--- What to do ---
The records that follow are to be transcribed in full, without their images.

--- Source records ---

####################

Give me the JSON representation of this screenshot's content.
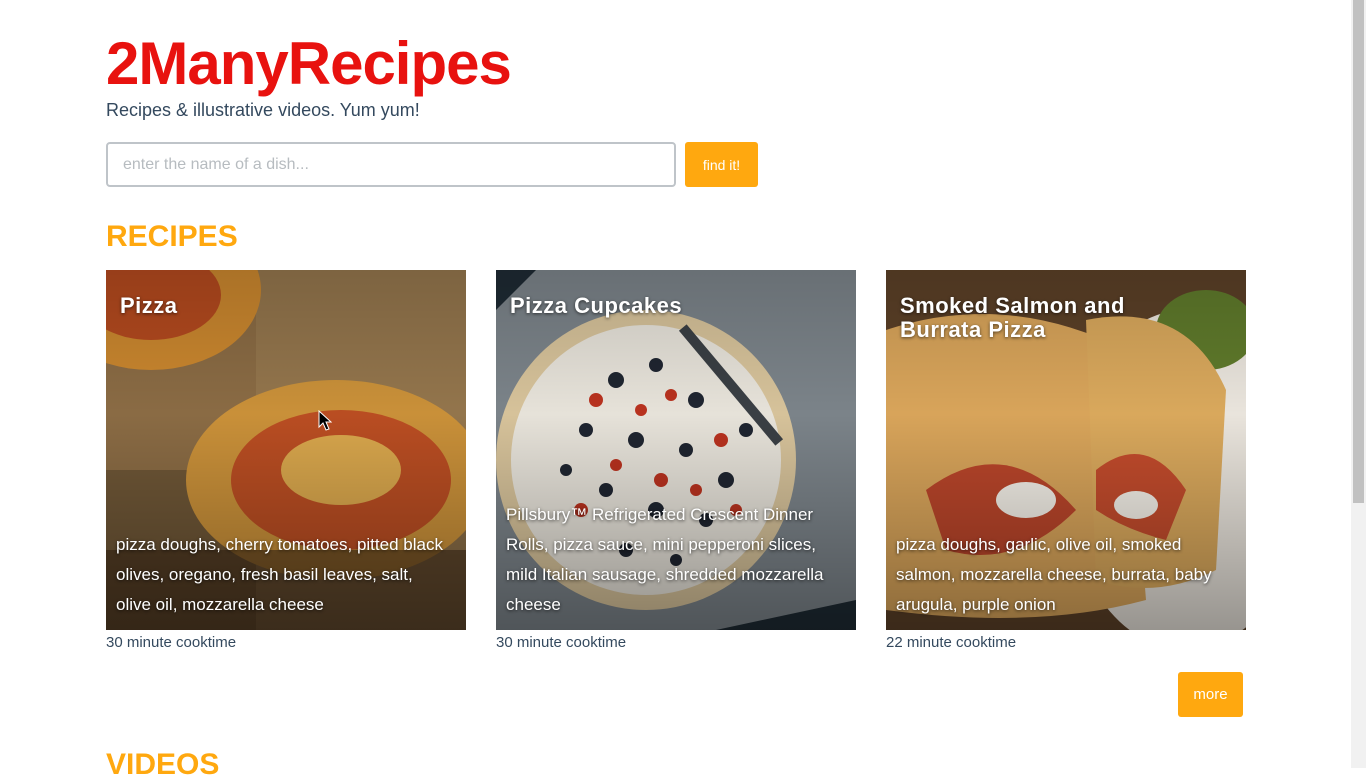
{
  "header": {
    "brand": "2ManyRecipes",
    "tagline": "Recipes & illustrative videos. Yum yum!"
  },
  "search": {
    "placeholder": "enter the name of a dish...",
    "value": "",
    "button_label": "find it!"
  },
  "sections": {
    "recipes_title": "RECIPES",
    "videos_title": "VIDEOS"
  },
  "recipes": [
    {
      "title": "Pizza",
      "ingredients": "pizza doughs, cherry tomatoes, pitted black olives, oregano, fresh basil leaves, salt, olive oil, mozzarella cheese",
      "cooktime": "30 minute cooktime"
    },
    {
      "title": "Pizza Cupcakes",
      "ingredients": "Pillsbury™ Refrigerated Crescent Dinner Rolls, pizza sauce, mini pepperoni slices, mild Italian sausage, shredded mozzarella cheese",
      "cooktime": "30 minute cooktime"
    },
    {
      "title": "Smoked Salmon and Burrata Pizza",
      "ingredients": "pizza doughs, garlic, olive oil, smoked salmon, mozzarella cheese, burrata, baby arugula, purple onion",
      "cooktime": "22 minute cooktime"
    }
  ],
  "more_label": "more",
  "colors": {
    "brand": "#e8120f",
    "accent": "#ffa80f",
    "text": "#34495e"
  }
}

####################

--- Output of the task ---
Give me the JSON representation of this screenshot's content.
{
  "header": {
    "brand": "2ManyRecipes",
    "tagline": "Recipes & illustrative videos. Yum yum!"
  },
  "search": {
    "placeholder": "enter the name of a dish...",
    "value": "",
    "button_label": "find it!"
  },
  "sections": {
    "recipes_title": "RECIPES",
    "videos_title": "VIDEOS"
  },
  "recipes": [
    {
      "title": "Pizza",
      "ingredients": "pizza doughs, cherry tomatoes, pitted black olives, oregano, fresh basil leaves, salt, olive oil, mozzarella cheese",
      "cooktime": "30 minute cooktime"
    },
    {
      "title": "Pizza Cupcakes",
      "ingredients": "Pillsbury™ Refrigerated Crescent Dinner Rolls, pizza sauce, mini pepperoni slices, mild Italian sausage, shredded mozzarella cheese",
      "cooktime": "30 minute cooktime"
    },
    {
      "title": "Smoked Salmon and Burrata Pizza",
      "ingredients": "pizza doughs, garlic, olive oil, smoked salmon, mozzarella cheese, burrata, baby arugula, purple onion",
      "cooktime": "22 minute cooktime"
    }
  ],
  "more_label": "more",
  "colors": {
    "brand": "#e8120f",
    "accent": "#ffa80f",
    "text": "#34495e"
  }
}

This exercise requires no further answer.